▸ **To be done**:
Sift the listing for lines that hold the string "County" and pull them out.
* * * *
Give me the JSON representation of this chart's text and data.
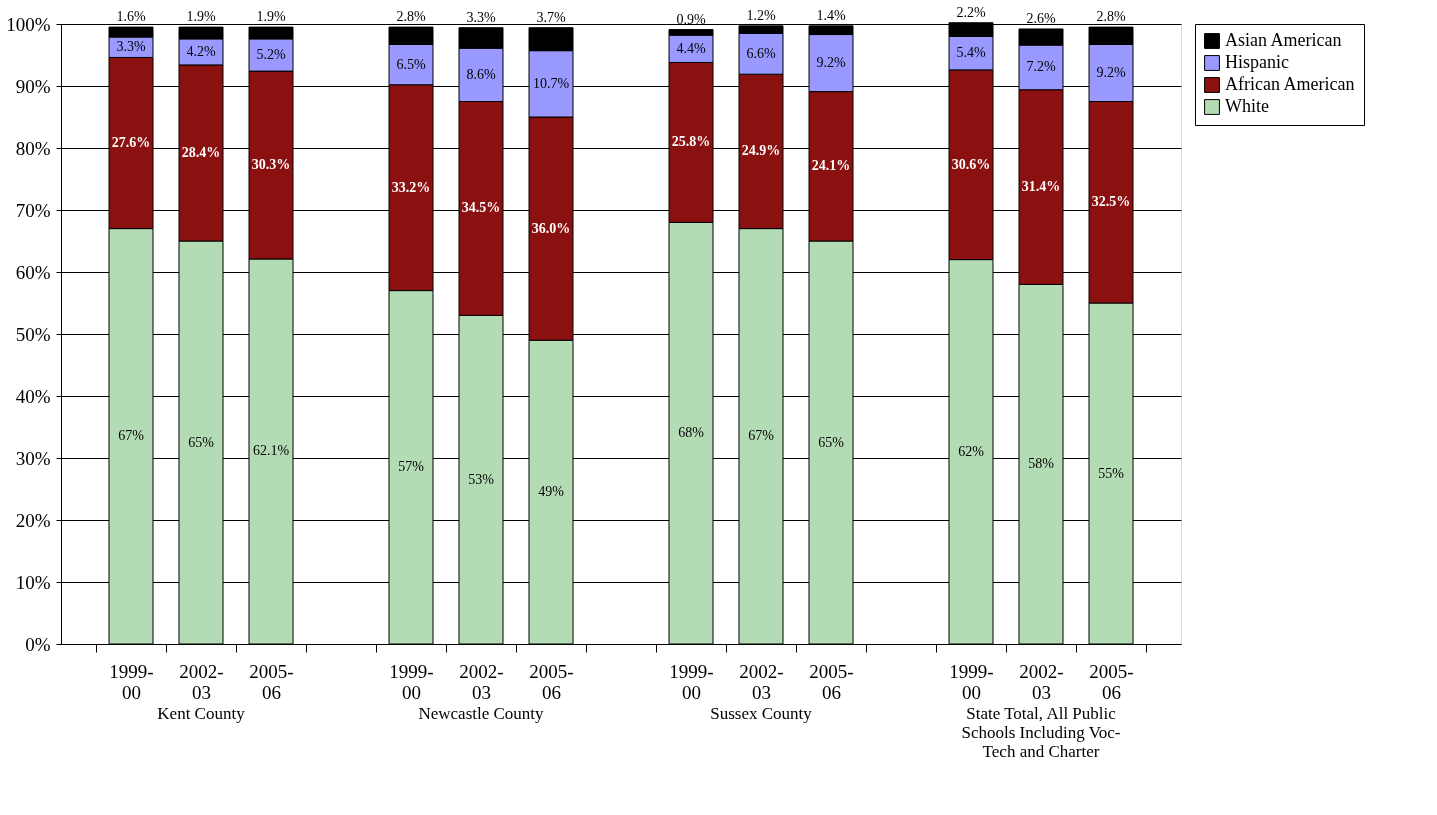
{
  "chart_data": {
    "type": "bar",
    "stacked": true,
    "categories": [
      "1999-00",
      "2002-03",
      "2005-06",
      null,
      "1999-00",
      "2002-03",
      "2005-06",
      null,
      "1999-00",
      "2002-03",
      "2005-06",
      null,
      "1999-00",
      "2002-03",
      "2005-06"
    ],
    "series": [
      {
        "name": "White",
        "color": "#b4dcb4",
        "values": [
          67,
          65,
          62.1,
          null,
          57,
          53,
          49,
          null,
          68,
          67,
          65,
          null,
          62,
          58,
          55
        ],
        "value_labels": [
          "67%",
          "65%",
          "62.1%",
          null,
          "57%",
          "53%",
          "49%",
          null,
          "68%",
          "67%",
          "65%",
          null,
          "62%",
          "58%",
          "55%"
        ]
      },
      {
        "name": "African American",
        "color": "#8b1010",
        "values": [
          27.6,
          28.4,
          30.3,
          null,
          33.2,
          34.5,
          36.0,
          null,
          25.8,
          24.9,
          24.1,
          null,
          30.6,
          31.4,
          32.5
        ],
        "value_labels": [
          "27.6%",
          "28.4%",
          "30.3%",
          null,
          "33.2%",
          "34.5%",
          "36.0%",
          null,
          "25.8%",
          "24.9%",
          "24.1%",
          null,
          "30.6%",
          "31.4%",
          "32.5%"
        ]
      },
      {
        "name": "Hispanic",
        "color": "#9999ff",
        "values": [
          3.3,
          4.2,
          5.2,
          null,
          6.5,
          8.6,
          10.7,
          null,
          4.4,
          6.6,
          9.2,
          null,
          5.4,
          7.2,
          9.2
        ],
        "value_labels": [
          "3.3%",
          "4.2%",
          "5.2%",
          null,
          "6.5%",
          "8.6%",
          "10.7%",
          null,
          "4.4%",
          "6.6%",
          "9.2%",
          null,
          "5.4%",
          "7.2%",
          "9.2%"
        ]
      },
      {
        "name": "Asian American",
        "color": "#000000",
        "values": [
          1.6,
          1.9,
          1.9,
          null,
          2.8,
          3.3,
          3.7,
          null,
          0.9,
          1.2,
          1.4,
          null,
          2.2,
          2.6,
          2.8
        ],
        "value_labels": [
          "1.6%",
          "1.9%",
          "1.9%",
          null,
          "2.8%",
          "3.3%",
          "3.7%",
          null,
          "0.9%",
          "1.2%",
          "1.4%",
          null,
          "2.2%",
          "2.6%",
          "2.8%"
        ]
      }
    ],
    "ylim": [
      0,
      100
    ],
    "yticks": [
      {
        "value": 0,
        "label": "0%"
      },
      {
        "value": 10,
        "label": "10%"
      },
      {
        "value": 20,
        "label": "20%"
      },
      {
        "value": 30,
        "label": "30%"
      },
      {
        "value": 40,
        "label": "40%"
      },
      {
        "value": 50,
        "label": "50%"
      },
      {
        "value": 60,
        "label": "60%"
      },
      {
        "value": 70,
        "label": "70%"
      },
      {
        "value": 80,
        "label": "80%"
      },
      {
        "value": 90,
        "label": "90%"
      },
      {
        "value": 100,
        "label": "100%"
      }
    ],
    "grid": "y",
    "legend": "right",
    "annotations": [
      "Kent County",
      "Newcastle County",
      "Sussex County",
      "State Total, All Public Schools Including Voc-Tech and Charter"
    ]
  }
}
* * * *
▸ **Result for this task**:
      "Kent County",
      "Newcastle County",
      "Sussex County",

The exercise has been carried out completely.